(Stored records)
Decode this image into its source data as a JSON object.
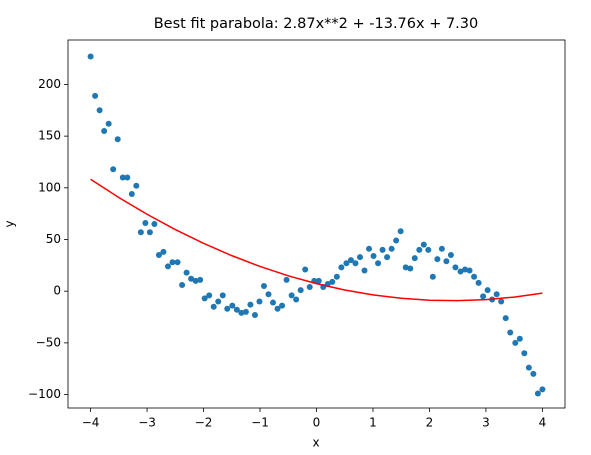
{
  "chart_data": {
    "type": "scatter",
    "title": "Best fit parabola: 2.87x**2 + -13.76x + 7.30",
    "x_label": "x",
    "y_label": "y",
    "xlim": [
      -4.4,
      4.4
    ],
    "ylim": [
      -113,
      243
    ],
    "xticks": [
      {
        "value": -4,
        "label": "−4"
      },
      {
        "value": -3,
        "label": "−3"
      },
      {
        "value": -2,
        "label": "−2"
      },
      {
        "value": -1,
        "label": "−1"
      },
      0,
      1,
      2,
      3,
      4
    ],
    "yticks": [
      {
        "value": -100,
        "label": "−100"
      },
      {
        "value": -50,
        "label": "−50"
      },
      0,
      50,
      100,
      150,
      200
    ],
    "grid": false,
    "series": [
      {
        "type": "scatter",
        "color": "#1f77b4",
        "x": [
          -4.0,
          -3.92,
          -3.84,
          -3.76,
          -3.68,
          -3.6,
          -3.52,
          -3.43,
          -3.35,
          -3.27,
          -3.19,
          -3.11,
          -3.03,
          -2.95,
          -2.87,
          -2.79,
          -2.71,
          -2.63,
          -2.55,
          -2.46,
          -2.38,
          -2.3,
          -2.22,
          -2.14,
          -2.06,
          -1.98,
          -1.9,
          -1.82,
          -1.74,
          -1.66,
          -1.58,
          -1.49,
          -1.41,
          -1.33,
          -1.25,
          -1.17,
          -1.09,
          -1.01,
          -0.93,
          -0.85,
          -0.77,
          -0.69,
          -0.61,
          -0.53,
          -0.44,
          -0.36,
          -0.28,
          -0.2,
          -0.12,
          -0.04,
          0.04,
          0.12,
          0.2,
          0.28,
          0.36,
          0.44,
          0.53,
          0.61,
          0.69,
          0.77,
          0.85,
          0.93,
          1.01,
          1.09,
          1.17,
          1.25,
          1.33,
          1.41,
          1.49,
          1.58,
          1.66,
          1.74,
          1.82,
          1.9,
          1.98,
          2.06,
          2.14,
          2.22,
          2.3,
          2.38,
          2.46,
          2.55,
          2.63,
          2.71,
          2.79,
          2.87,
          2.95,
          3.03,
          3.11,
          3.19,
          3.27,
          3.35,
          3.43,
          3.52,
          3.6,
          3.68,
          3.76,
          3.84,
          3.92,
          4.0
        ],
        "values": [
          227,
          189,
          175,
          155,
          162,
          118,
          147,
          110,
          110,
          94,
          102,
          57,
          66,
          57,
          65,
          35,
          38,
          24,
          28,
          28,
          6,
          18,
          12,
          10,
          11,
          -7,
          -4,
          -15,
          -10,
          -4,
          -17,
          -14,
          -18,
          -21,
          -20,
          -13,
          -23,
          -10,
          5,
          -3,
          -11,
          -17,
          -14,
          11,
          -4,
          -8,
          1,
          21,
          4,
          10,
          10,
          4,
          7,
          9,
          14,
          23,
          27,
          30,
          27,
          33,
          20,
          41,
          34,
          27,
          40,
          33,
          41,
          49,
          58,
          23,
          22,
          32,
          40,
          45,
          40,
          14,
          31,
          41,
          29,
          35,
          23,
          19,
          21,
          20,
          14,
          8,
          -5,
          1,
          -8,
          -3,
          -10,
          -26,
          -40,
          -50,
          -46,
          -60,
          -74,
          -80,
          -99,
          -95
        ]
      },
      {
        "type": "line",
        "color": "#ff0000",
        "x": [
          -4,
          -3.5,
          -3,
          -2.5,
          -2,
          -1.5,
          -1,
          -0.5,
          0,
          0.5,
          1,
          1.5,
          2,
          2.5,
          3,
          3.5,
          4
        ],
        "values": [
          108.26,
          90.62,
          74.41,
          59.64,
          46.3,
          34.4,
          23.93,
          14.9,
          7.3,
          1.14,
          -3.59,
          -6.88,
          -8.74,
          -9.16,
          -8.15,
          -5.7,
          -1.82
        ]
      }
    ]
  }
}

=== Short exercise ===
Give only the number of lines in the data that hold the string "type".

=== Task result ===
3